> **GOAL**
Will you give every entry again exactly as it stands?

> **MATERIAL PROVIDED**
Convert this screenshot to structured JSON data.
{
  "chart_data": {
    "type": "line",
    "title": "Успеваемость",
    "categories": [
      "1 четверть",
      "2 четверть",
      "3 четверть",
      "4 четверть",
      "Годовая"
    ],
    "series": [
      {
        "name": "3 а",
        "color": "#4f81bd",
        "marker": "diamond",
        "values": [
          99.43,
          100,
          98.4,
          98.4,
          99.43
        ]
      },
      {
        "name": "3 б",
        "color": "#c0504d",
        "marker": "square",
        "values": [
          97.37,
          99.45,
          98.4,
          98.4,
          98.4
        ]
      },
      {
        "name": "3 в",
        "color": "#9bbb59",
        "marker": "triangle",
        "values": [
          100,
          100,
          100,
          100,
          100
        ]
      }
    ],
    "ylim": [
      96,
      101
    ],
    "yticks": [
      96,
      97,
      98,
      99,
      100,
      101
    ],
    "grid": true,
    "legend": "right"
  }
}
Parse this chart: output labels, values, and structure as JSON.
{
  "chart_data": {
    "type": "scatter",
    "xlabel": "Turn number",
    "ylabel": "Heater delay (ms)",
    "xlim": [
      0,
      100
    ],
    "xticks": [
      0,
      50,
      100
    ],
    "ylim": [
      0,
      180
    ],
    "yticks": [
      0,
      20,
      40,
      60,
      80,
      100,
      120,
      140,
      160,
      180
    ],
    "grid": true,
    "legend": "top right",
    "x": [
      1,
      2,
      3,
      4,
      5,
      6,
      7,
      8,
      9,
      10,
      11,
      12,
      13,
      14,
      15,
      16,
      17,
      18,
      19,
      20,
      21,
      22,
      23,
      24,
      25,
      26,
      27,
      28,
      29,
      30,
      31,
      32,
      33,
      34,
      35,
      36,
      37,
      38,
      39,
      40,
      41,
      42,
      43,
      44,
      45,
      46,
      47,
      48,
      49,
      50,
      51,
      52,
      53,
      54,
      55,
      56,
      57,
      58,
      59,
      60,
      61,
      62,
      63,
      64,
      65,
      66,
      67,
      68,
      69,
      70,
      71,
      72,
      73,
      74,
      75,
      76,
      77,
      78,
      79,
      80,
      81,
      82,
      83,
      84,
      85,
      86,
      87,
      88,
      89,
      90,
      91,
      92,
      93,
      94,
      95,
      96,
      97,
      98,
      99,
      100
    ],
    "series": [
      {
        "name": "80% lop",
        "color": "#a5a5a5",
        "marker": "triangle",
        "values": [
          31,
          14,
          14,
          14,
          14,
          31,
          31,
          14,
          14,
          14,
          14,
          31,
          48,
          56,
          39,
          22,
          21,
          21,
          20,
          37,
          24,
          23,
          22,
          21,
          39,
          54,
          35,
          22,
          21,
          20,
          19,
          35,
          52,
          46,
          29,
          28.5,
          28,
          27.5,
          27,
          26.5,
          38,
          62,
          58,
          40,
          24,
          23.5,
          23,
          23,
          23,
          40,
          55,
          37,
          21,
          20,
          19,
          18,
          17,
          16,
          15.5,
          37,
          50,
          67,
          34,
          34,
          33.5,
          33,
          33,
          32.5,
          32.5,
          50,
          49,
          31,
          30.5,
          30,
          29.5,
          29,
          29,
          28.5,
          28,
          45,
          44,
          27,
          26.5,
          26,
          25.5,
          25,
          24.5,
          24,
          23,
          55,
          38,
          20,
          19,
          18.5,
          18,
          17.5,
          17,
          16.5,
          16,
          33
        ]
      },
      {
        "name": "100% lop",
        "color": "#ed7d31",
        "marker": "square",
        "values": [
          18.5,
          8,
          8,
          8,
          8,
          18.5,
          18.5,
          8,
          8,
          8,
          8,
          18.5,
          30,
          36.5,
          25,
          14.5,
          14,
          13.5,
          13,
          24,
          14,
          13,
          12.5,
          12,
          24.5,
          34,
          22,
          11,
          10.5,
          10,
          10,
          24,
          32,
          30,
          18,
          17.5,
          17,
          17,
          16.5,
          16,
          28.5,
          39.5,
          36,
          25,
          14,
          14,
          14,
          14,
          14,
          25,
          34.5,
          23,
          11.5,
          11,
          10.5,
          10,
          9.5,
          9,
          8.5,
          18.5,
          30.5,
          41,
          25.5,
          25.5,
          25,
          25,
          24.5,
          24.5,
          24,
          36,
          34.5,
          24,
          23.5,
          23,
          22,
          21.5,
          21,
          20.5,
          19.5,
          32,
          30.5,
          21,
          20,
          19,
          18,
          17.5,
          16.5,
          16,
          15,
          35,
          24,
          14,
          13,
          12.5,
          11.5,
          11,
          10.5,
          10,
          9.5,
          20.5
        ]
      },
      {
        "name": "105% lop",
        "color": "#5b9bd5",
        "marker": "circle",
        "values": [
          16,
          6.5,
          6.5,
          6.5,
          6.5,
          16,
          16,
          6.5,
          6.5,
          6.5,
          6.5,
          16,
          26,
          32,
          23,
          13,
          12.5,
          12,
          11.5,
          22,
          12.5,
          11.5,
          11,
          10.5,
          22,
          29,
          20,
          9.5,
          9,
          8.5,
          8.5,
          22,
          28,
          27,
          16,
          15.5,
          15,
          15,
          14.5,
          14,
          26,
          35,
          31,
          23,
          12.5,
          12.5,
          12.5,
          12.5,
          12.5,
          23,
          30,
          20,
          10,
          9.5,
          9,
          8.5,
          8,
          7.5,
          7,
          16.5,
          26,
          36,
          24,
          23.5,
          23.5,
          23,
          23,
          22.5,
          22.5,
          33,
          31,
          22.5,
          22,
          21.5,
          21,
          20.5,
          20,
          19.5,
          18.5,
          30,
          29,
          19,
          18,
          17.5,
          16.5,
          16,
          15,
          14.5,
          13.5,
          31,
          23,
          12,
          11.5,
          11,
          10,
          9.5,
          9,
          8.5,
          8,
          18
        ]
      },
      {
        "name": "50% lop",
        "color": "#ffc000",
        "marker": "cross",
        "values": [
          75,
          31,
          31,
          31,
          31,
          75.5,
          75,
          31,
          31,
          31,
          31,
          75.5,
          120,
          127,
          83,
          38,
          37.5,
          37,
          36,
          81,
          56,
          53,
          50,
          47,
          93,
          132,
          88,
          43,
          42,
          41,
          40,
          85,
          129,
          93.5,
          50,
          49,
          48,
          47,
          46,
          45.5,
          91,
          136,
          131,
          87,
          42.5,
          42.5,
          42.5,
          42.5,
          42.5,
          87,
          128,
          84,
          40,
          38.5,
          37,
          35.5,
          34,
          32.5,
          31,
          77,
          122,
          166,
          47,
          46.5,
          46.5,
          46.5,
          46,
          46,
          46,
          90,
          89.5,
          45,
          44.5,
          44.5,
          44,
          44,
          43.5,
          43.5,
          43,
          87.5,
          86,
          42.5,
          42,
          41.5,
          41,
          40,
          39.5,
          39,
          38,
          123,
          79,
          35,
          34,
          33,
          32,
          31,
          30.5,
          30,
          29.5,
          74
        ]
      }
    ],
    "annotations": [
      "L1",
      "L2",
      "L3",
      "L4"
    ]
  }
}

> **EXERCISE OUTPUT**
Convert this screenshot to structured JSON data.
{
  "chart_data": {
    "type": "line",
    "title": "Успеваемость",
    "categories": [
      "1 четверть",
      "2 четверть",
      "3 четверть",
      "4 четверть",
      "Годовая"
    ],
    "series": [
      {
        "name": "3 а",
        "color": "#4f81bd",
        "marker": "diamond",
        "values": [
          99.43,
          100,
          98.4,
          98.4,
          99.43
        ]
      },
      {
        "name": "3 б",
        "color": "#c0504d",
        "marker": "square",
        "values": [
          97.37,
          99.45,
          98.4,
          98.4,
          98.4
        ]
      },
      {
        "name": "3 в",
        "color": "#9bbb59",
        "marker": "triangle",
        "values": [
          100,
          100,
          100,
          100,
          100
        ]
      }
    ],
    "ylim": [
      96,
      101
    ],
    "yticks": [
      96,
      97,
      98,
      99,
      100,
      101
    ],
    "grid": true,
    "legend": "right"
  }
}
Parse this chart: output labels, values, and structure as JSON.
{
  "chart_data": {
    "type": "scatter",
    "xlabel": "Turn number",
    "ylabel": "Heater delay (ms)",
    "xlim": [
      0,
      100
    ],
    "xticks": [
      0,
      50,
      100
    ],
    "ylim": [
      0,
      180
    ],
    "yticks": [
      0,
      20,
      40,
      60,
      80,
      100,
      120,
      140,
      160,
      180
    ],
    "grid": true,
    "legend": "top right",
    "x": [
      1,
      2,
      3,
      4,
      5,
      6,
      7,
      8,
      9,
      10,
      11,
      12,
      13,
      14,
      15,
      16,
      17,
      18,
      19,
      20,
      21,
      22,
      23,
      24,
      25,
      26,
      27,
      28,
      29,
      30,
      31,
      32,
      33,
      34,
      35,
      36,
      37,
      38,
      39,
      40,
      41,
      42,
      43,
      44,
      45,
      46,
      47,
      48,
      49,
      50,
      51,
      52,
      53,
      54,
      55,
      56,
      57,
      58,
      59,
      60,
      61,
      62,
      63,
      64,
      65,
      66,
      67,
      68,
      69,
      70,
      71,
      72,
      73,
      74,
      75,
      76,
      77,
      78,
      79,
      80,
      81,
      82,
      83,
      84,
      85,
      86,
      87,
      88,
      89,
      90,
      91,
      92,
      93,
      94,
      95,
      96,
      97,
      98,
      99,
      100
    ],
    "series": [
      {
        "name": "80% lop",
        "color": "#a5a5a5",
        "marker": "triangle",
        "values": [
          31,
          14,
          14,
          14,
          14,
          31,
          31,
          14,
          14,
          14,
          14,
          31,
          48,
          56,
          39,
          22,
          21,
          21,
          20,
          37,
          24,
          23,
          22,
          21,
          39,
          54,
          35,
          22,
          21,
          20,
          19,
          35,
          52,
          46,
          29,
          28.5,
          28,
          27.5,
          27,
          26.5,
          38,
          62,
          58,
          40,
          24,
          23.5,
          23,
          23,
          23,
          40,
          55,
          37,
          21,
          20,
          19,
          18,
          17,
          16,
          15.5,
          37,
          50,
          67,
          34,
          34,
          33.5,
          33,
          33,
          32.5,
          32.5,
          50,
          49,
          31,
          30.5,
          30,
          29.5,
          29,
          29,
          28.5,
          28,
          45,
          44,
          27,
          26.5,
          26,
          25.5,
          25,
          24.5,
          24,
          23,
          55,
          38,
          20,
          19,
          18.5,
          18,
          17.5,
          17,
          16.5,
          16,
          33
        ]
      },
      {
        "name": "100% lop",
        "color": "#ed7d31",
        "marker": "square",
        "values": [
          18.5,
          8,
          8,
          8,
          8,
          18.5,
          18.5,
          8,
          8,
          8,
          8,
          18.5,
          30,
          36.5,
          25,
          14.5,
          14,
          13.5,
          13,
          24,
          14,
          13,
          12.5,
          12,
          24.5,
          34,
          22,
          11,
          10.5,
          10,
          10,
          24,
          32,
          30,
          18,
          17.5,
          17,
          17,
          16.5,
          16,
          28.5,
          39.5,
          36,
          25,
          14,
          14,
          14,
          14,
          14,
          25,
          34.5,
          23,
          11.5,
          11,
          10.5,
          10,
          9.5,
          9,
          8.5,
          18.5,
          30.5,
          41,
          25.5,
          25.5,
          25,
          25,
          24.5,
          24.5,
          24,
          36,
          34.5,
          24,
          23.5,
          23,
          22,
          21.5,
          21,
          20.5,
          19.5,
          32,
          30.5,
          21,
          20,
          19,
          18,
          17.5,
          16.5,
          16,
          15,
          35,
          24,
          14,
          13,
          12.5,
          11.5,
          11,
          10.5,
          10,
          9.5,
          20.5
        ]
      },
      {
        "name": "105% lop",
        "color": "#5b9bd5",
        "marker": "circle",
        "values": [
          16,
          6.5,
          6.5,
          6.5,
          6.5,
          16,
          16,
          6.5,
          6.5,
          6.5,
          6.5,
          16,
          26,
          32,
          23,
          13,
          12.5,
          12,
          11.5,
          22,
          12.5,
          11.5,
          11,
          10.5,
          22,
          29,
          20,
          9.5,
          9,
          8.5,
          8.5,
          22,
          28,
          27,
          16,
          15.5,
          15,
          15,
          14.5,
          14,
          26,
          35,
          31,
          23,
          12.5,
          12.5,
          12.5,
          12.5,
          12.5,
          23,
          30,
          20,
          10,
          9.5,
          9,
          8.5,
          8,
          7.5,
          7,
          16.5,
          26,
          36,
          24,
          23.5,
          23.5,
          23,
          23,
          22.5,
          22.5,
          33,
          31,
          22.5,
          22,
          21.5,
          21,
          20.5,
          20,
          19.5,
          18.5,
          30,
          29,
          19,
          18,
          17.5,
          16.5,
          16,
          15,
          14.5,
          13.5,
          31,
          23,
          12,
          11.5,
          11,
          10,
          9.5,
          9,
          8.5,
          8,
          18
        ]
      },
      {
        "name": "50% lop",
        "color": "#ffc000",
        "marker": "cross",
        "values": [
          75,
          31,
          31,
          31,
          31,
          75.5,
          75,
          31,
          31,
          31,
          31,
          75.5,
          120,
          127,
          83,
          38,
          37.5,
          37,
          36,
          81,
          56,
          53,
          50,
          47,
          93,
          132,
          88,
          43,
          42,
          41,
          40,
          85,
          129,
          93.5,
          50,
          49,
          48,
          47,
          46,
          45.5,
          91,
          136,
          131,
          87,
          42.5,
          42.5,
          42.5,
          42.5,
          42.5,
          87,
          128,
          84,
          40,
          38.5,
          37,
          35.5,
          34,
          32.5,
          31,
          77,
          122,
          166,
          47,
          46.5,
          46.5,
          46.5,
          46,
          46,
          46,
          90,
          89.5,
          45,
          44.5,
          44.5,
          44,
          44,
          43.5,
          43.5,
          43,
          87.5,
          86,
          42.5,
          42,
          41.5,
          41,
          40,
          39.5,
          39,
          38,
          123,
          79,
          35,
          34,
          33,
          32,
          31,
          30.5,
          30,
          29.5,
          74
        ]
      }
    ],
    "annotations": [
      "L1",
      "L2",
      "L3",
      "L4"
    ]
  }
}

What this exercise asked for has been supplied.